→ DATA SUPPLIED:
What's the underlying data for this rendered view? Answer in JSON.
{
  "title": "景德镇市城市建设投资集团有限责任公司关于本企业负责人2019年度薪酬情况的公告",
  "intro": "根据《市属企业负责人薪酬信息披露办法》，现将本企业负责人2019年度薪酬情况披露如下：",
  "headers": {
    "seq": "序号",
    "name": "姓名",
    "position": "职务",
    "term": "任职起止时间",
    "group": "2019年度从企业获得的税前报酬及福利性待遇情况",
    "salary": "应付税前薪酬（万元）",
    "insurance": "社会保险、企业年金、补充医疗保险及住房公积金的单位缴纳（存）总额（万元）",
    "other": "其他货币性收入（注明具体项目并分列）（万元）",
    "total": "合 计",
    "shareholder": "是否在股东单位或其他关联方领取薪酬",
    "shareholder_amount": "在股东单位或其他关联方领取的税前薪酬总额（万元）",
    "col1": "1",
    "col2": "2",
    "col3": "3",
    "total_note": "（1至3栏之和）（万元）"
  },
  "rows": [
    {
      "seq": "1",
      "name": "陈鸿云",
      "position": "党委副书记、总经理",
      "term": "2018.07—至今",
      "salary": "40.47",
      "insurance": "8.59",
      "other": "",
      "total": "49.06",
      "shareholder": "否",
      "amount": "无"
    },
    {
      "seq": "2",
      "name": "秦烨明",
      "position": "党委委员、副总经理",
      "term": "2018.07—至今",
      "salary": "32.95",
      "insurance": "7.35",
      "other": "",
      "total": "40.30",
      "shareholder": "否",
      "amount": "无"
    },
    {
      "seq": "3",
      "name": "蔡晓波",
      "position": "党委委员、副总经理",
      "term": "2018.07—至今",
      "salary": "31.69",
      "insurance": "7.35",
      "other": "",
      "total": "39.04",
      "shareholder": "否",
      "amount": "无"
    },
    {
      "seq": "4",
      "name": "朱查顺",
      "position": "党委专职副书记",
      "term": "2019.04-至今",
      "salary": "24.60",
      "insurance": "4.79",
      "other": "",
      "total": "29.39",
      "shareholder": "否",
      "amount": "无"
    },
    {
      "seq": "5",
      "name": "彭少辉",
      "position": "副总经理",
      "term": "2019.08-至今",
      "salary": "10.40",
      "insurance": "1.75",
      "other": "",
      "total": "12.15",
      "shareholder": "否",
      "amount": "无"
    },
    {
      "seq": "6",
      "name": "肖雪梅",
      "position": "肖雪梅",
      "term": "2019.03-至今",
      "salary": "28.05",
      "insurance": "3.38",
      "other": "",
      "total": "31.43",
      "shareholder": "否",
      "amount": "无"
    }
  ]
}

→ TASK DESCRIPTION: Quote the data above in full, changing nothing.

→ WRITTEN ANSWER:
What's the underlying data for this rendered view? Answer in JSON.
{
  "title": "景德镇市城市建设投资集团有限责任公司关于本企业负责人2019年度薪酬情况的公告",
  "intro": "根据《市属企业负责人薪酬信息披露办法》，现将本企业负责人2019年度薪酬情况披露如下：",
  "headers": {
    "seq": "序号",
    "name": "姓名",
    "position": "职务",
    "term": "任职起止时间",
    "group": "2019年度从企业获得的税前报酬及福利性待遇情况",
    "salary": "应付税前薪酬（万元）",
    "insurance": "社会保险、企业年金、补充医疗保险及住房公积金的单位缴纳（存）总额（万元）",
    "other": "其他货币性收入（注明具体项目并分列）（万元）",
    "total": "合 计",
    "shareholder": "是否在股东单位或其他关联方领取薪酬",
    "shareholder_amount": "在股东单位或其他关联方领取的税前薪酬总额（万元）",
    "col1": "1",
    "col2": "2",
    "col3": "3",
    "total_note": "（1至3栏之和）（万元）"
  },
  "rows": [
    {
      "seq": "1",
      "name": "陈鸿云",
      "position": "党委副书记、总经理",
      "term": "2018.07—至今",
      "salary": "40.47",
      "insurance": "8.59",
      "other": "",
      "total": "49.06",
      "shareholder": "否",
      "amount": "无"
    },
    {
      "seq": "2",
      "name": "秦烨明",
      "position": "党委委员、副总经理",
      "term": "2018.07—至今",
      "salary": "32.95",
      "insurance": "7.35",
      "other": "",
      "total": "40.30",
      "shareholder": "否",
      "amount": "无"
    },
    {
      "seq": "3",
      "name": "蔡晓波",
      "position": "党委委员、副总经理",
      "term": "2018.07—至今",
      "salary": "31.69",
      "insurance": "7.35",
      "other": "",
      "total": "39.04",
      "shareholder": "否",
      "amount": "无"
    },
    {
      "seq": "4",
      "name": "朱查顺",
      "position": "党委专职副书记",
      "term": "2019.04-至今",
      "salary": "24.60",
      "insurance": "4.79",
      "other": "",
      "total": "29.39",
      "shareholder": "否",
      "amount": "无"
    },
    {
      "seq": "5",
      "name": "彭少辉",
      "position": "副总经理",
      "term": "2019.08-至今",
      "salary": "10.40",
      "insurance": "1.75",
      "other": "",
      "total": "12.15",
      "shareholder": "否",
      "amount": "无"
    },
    {
      "seq": "6",
      "name": "肖雪梅",
      "position": "肖雪梅",
      "term": "2019.03-至今",
      "salary": "28.05",
      "insurance": "3.38",
      "other": "",
      "total": "31.43",
      "shareholder": "否",
      "amount": "无"
    }
  ]
}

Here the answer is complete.